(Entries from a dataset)
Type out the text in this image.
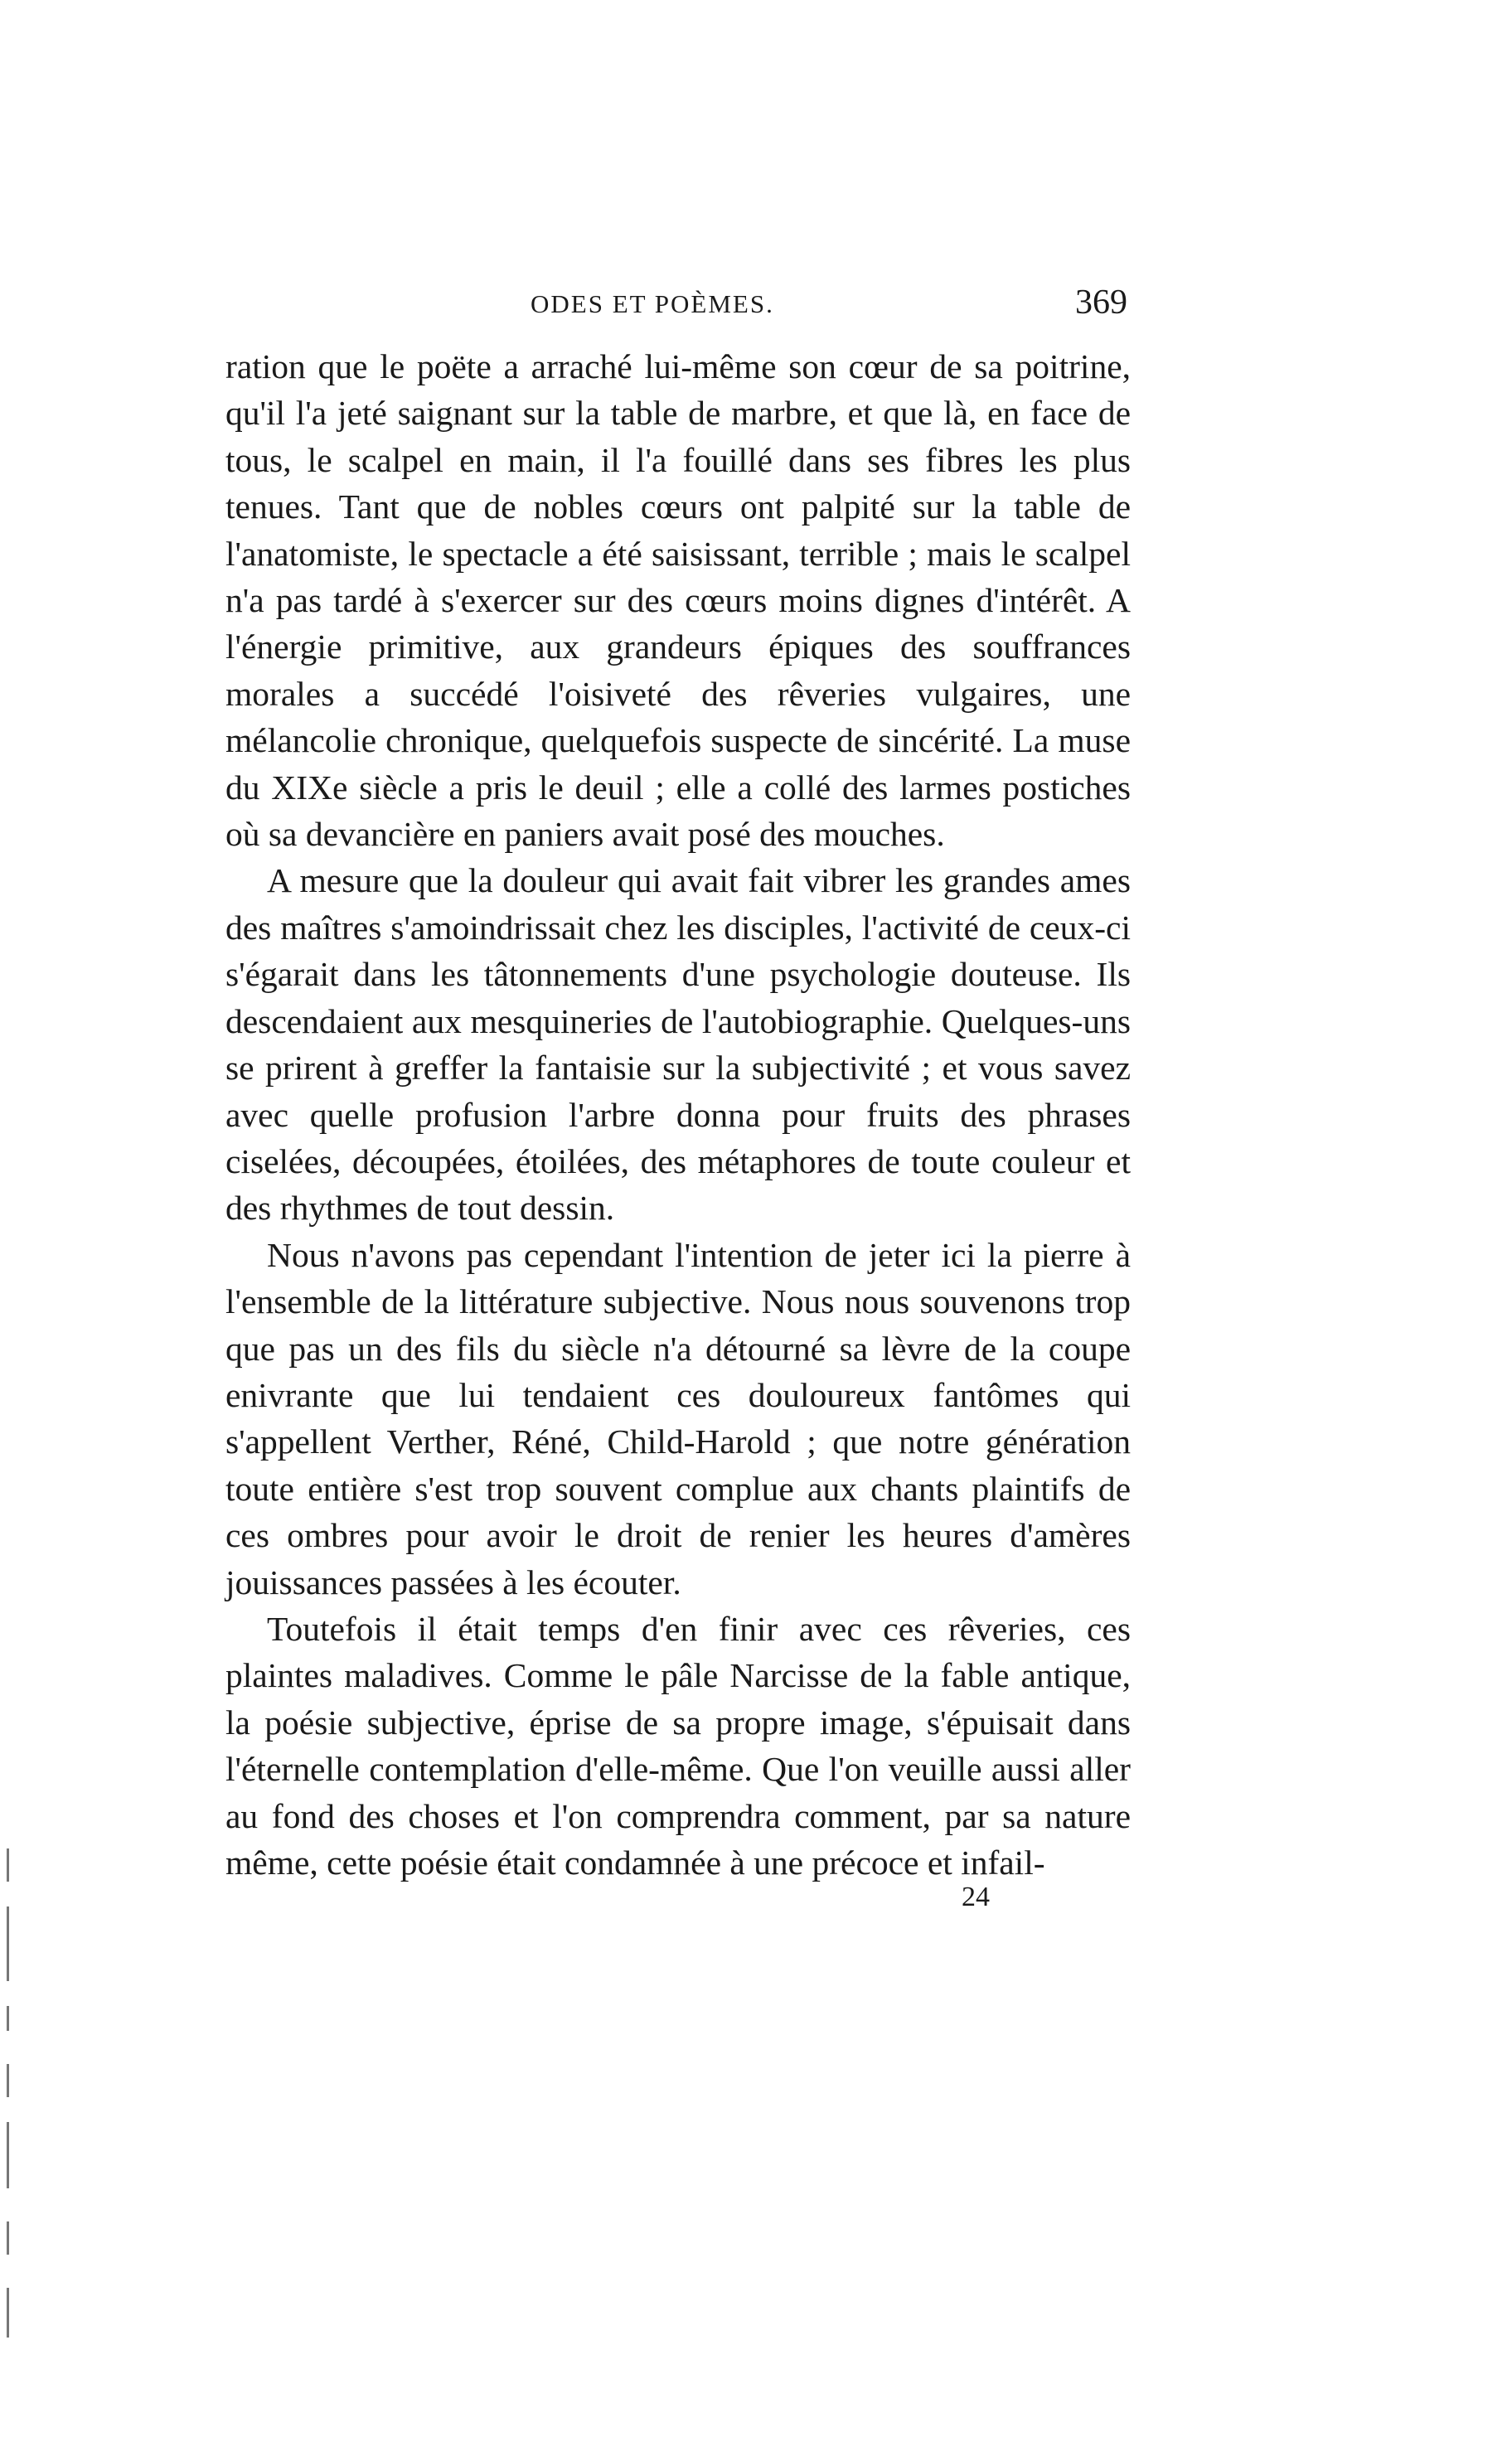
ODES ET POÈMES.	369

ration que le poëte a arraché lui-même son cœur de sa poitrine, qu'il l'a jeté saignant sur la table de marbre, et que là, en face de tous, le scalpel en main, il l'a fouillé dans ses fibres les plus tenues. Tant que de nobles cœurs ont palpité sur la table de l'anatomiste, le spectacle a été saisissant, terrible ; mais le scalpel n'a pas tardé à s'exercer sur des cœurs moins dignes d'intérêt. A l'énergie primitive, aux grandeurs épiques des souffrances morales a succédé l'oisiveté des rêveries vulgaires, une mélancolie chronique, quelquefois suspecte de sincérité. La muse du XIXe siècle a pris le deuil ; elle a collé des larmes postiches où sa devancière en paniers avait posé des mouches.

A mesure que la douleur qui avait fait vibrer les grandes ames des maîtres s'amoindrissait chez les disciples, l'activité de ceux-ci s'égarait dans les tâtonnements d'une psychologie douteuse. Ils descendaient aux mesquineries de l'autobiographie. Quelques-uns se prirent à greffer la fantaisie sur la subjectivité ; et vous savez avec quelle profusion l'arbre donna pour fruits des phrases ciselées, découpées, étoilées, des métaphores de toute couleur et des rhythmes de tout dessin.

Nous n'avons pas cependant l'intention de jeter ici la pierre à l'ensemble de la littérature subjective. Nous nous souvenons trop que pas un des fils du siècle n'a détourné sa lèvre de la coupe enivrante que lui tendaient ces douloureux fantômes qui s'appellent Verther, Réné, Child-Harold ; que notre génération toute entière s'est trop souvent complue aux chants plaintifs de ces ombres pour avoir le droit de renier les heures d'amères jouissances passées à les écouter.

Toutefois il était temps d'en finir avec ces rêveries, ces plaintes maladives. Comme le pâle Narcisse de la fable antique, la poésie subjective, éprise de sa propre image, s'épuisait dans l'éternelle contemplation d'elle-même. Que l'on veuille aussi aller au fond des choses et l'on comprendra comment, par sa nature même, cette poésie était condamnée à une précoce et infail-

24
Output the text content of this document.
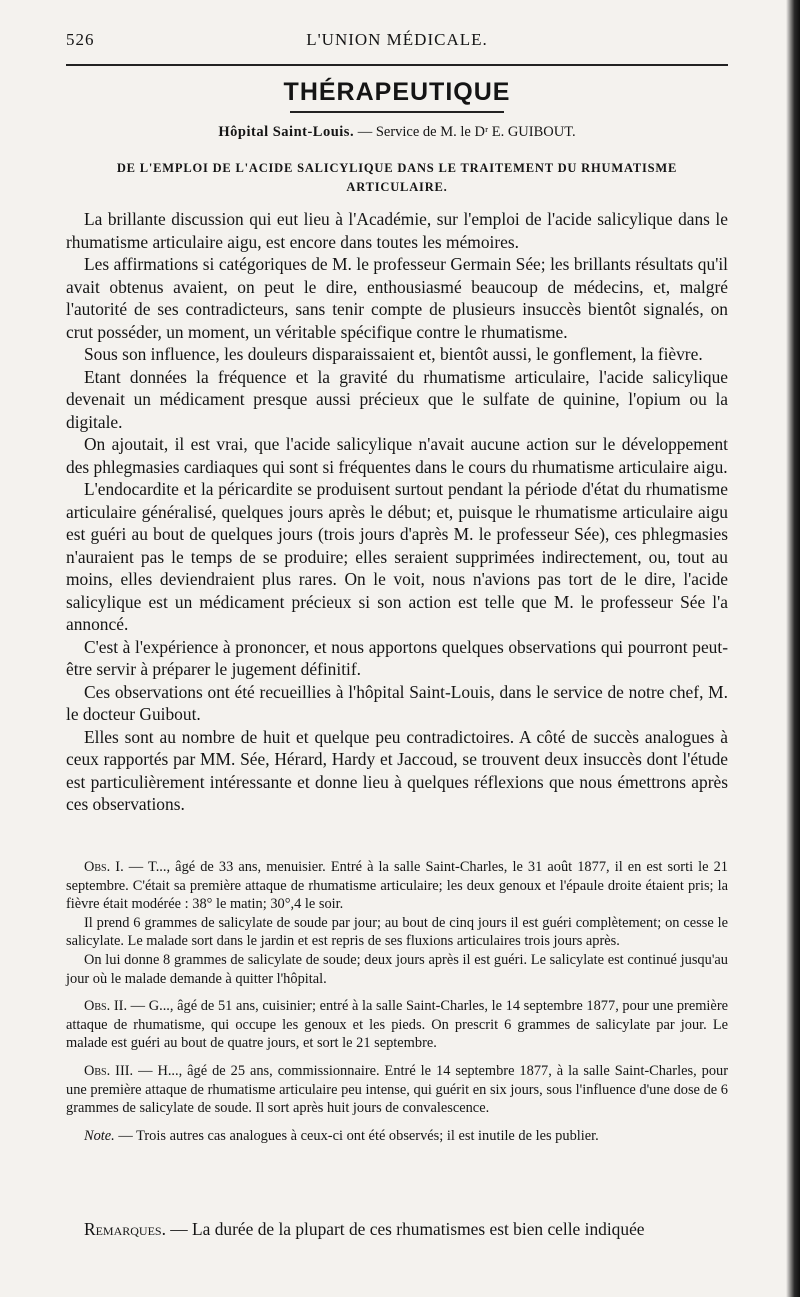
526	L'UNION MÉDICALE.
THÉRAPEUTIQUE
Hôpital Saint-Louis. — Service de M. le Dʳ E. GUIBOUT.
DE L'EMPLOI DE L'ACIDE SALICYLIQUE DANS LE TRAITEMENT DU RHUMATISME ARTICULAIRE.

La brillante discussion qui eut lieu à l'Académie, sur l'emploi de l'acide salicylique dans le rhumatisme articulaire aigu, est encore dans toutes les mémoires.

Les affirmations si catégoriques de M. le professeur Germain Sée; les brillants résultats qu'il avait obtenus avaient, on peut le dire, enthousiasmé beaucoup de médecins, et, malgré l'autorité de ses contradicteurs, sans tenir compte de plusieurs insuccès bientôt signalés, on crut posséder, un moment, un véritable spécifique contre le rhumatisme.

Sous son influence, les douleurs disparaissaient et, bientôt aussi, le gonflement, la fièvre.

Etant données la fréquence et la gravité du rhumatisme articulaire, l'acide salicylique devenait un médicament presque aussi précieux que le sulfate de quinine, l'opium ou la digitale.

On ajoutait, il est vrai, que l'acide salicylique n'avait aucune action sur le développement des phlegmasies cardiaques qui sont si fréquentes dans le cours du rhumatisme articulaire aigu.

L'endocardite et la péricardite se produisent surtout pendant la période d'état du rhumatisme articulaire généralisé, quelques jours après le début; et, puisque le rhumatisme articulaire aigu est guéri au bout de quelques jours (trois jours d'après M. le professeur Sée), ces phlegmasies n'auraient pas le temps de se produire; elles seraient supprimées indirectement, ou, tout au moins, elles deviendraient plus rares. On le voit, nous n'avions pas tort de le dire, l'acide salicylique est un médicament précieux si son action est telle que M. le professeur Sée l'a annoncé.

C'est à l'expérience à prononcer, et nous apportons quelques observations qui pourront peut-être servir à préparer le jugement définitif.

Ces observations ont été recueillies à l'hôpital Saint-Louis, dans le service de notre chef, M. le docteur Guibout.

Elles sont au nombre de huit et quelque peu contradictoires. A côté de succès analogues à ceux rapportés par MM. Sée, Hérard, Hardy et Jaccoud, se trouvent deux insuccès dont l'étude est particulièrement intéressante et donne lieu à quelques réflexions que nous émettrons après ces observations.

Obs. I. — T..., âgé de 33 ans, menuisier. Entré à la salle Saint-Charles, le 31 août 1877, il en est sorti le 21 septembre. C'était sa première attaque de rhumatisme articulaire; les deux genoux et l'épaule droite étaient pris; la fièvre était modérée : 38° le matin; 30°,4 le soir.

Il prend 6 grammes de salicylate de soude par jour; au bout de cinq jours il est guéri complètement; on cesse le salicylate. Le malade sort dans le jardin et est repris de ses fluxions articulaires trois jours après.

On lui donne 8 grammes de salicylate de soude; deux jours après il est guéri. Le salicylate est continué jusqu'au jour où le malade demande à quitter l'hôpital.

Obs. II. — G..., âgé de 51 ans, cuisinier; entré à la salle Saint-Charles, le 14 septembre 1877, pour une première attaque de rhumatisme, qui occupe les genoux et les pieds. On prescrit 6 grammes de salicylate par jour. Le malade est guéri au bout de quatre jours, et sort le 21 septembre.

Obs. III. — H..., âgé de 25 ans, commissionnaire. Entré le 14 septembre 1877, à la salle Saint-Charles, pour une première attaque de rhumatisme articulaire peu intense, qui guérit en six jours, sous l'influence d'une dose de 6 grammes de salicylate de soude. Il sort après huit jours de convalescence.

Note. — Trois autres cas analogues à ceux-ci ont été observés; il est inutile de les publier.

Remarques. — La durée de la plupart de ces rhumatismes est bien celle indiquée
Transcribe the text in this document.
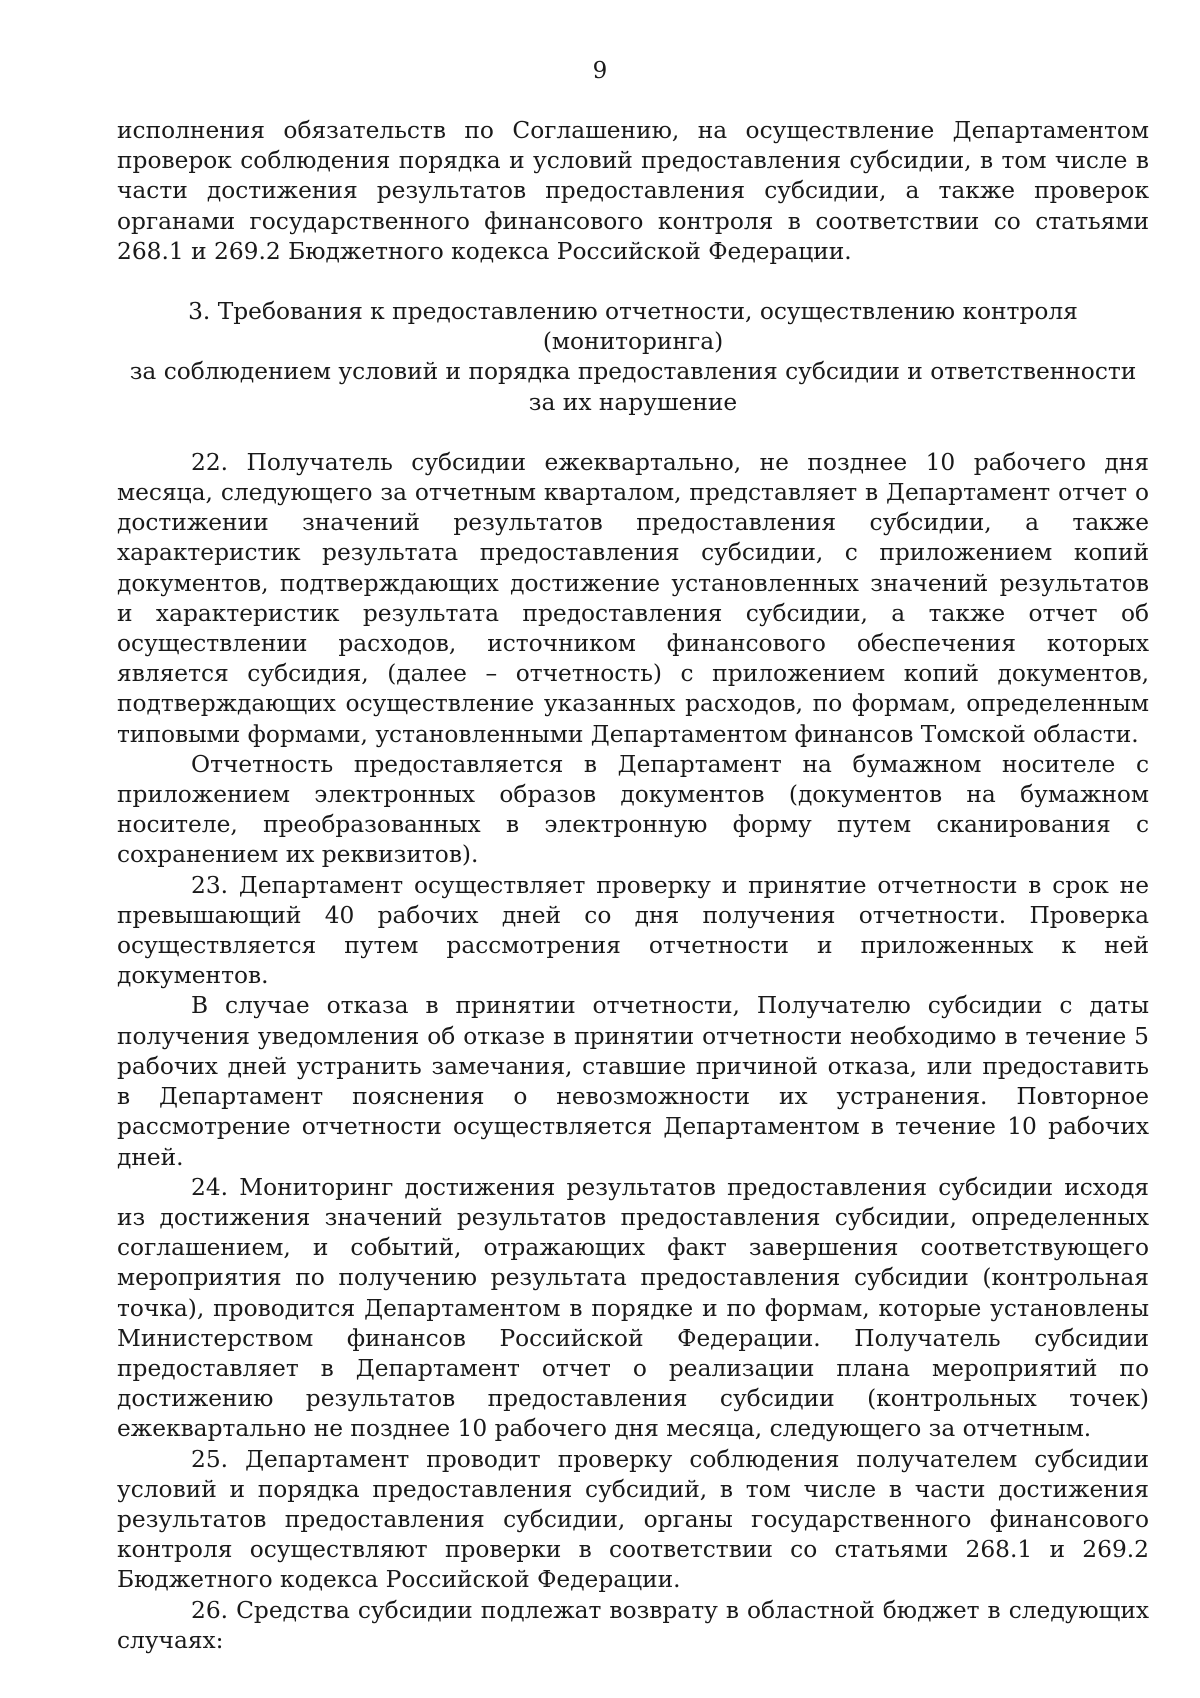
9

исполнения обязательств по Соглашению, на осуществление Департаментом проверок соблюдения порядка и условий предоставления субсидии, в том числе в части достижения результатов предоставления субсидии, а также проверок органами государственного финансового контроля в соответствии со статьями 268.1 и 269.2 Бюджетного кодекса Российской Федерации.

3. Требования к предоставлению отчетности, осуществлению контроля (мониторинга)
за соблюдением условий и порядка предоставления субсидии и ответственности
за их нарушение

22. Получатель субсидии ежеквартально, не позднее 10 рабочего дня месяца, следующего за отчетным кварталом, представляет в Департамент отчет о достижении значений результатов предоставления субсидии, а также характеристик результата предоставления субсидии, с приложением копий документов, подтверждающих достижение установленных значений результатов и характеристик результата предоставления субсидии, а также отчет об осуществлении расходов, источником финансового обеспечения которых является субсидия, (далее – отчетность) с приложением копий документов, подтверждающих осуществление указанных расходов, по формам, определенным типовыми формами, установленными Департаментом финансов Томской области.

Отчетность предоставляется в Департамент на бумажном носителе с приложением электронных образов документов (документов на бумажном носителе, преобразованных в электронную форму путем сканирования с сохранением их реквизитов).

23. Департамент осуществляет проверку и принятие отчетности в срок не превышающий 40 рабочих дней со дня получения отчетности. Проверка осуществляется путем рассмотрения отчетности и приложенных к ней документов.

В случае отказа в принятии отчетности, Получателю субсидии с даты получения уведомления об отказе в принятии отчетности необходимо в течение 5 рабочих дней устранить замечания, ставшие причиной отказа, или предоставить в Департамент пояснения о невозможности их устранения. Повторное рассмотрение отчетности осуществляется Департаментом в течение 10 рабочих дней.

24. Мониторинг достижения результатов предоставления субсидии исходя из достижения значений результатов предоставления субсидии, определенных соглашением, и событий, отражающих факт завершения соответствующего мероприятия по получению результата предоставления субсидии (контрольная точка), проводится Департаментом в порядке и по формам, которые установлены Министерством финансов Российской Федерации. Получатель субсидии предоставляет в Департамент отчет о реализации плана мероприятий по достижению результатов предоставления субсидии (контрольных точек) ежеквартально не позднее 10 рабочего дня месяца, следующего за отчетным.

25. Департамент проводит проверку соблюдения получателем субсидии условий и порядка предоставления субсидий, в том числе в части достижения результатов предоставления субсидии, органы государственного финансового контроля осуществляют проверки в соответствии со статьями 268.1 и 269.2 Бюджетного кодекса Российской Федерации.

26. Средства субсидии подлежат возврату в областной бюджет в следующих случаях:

▸ **AIM OF THE EXERCISE**
Show every line of the records above that contains the word "this".

▸ **FINISHED EXERCISE**
Type out the text in this image.
Output the text content of this document.
Transcribe the text in this document.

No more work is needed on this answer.